Page start

| The PostgreSQL 9.0 Reference Manual - Volume 2 - Programming Guide
by The PostgreSQL Global Development Group Paperback (6"x9"), 478 pages ISBN 9781906966065 RRP £14.95 ($19.95) Sales of this book support the PostgreSQL project! Get a printed copy>>> |
5.9.2 Base Types in C-Language Functions
To know how to write C-language functions, you need to know how PostgreSQL internally represents base data types and how they can be passed to and from functions. Internally, PostgreSQL regards a base type as a “blob of memory”. The user-defined functions that you define over a type in turn define the way that PostgreSQL can operate on it. That is, PostgreSQL will only store and retrieve the data from disk and use your user-defined functions to input, process, and output the data.
Base types can have one of three internal formats:
- pass by value, fixed-length
- pass by reference, fixed-length
- pass by reference, variable-length
By-value types can only be 1, 2, or 4 bytes in length
(also 8 bytes, if sizeof(Datum) is 8 on your machine).

Page end
Data lines start

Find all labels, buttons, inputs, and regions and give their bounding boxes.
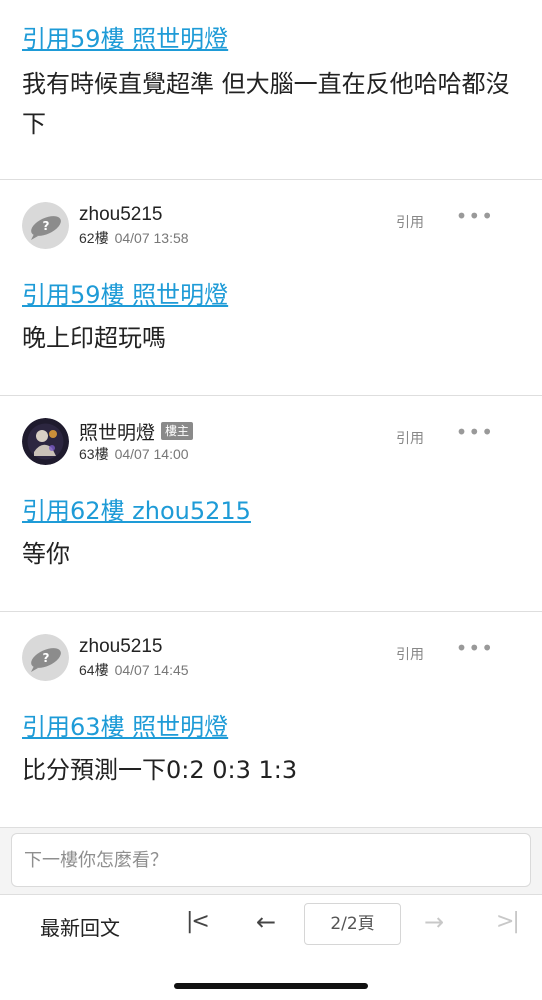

Data lines end

_What to produce_
Please pick up the PostgreSQL manual passage on base types in C-language functions, which comes before the material, and continue it after its last sentence.

_Written answer_
You should be careful to define your types such that they will be the
same size (in bytes) on all architectures. For example, the
long type is dangerous because it is 4 bytes on some
machines and 8 bytes on others, whereas int type is 4 bytes
on most Unix machines. A reasonable implementation of the
int4 type on Unix machines might be:
/* 4-byte integer, passed by value */ typedef int int4;
On the other hand, fixed-length types of any size can be passed by-reference. For example, here is a sample implementation of a PostgreSQL type:
/* 16-byte structure, passed by reference */
typedef struct {
double x, y;
} Point;
Only pointers to such types can be used when passing
them in and out of PostgreSQL functions.
To return a value of such a type, allocate the right amount of
memory with palloc, fill in the allocated memory,
and return a pointer to it. (Also, if you just want to return the
same value as one of your input arguments that's of the same data type,
you can skip the extra palloc and just return the
pointer to the input value.)
Finally, all variable-length types must also be passed by reference. All variable-length types must begin with a length field of exactly 4 bytes, and all data to be stored within that type must be located in the memory immediately following that length field. The length field contains the total length of the structure, that is, it includes the size of the length field itself.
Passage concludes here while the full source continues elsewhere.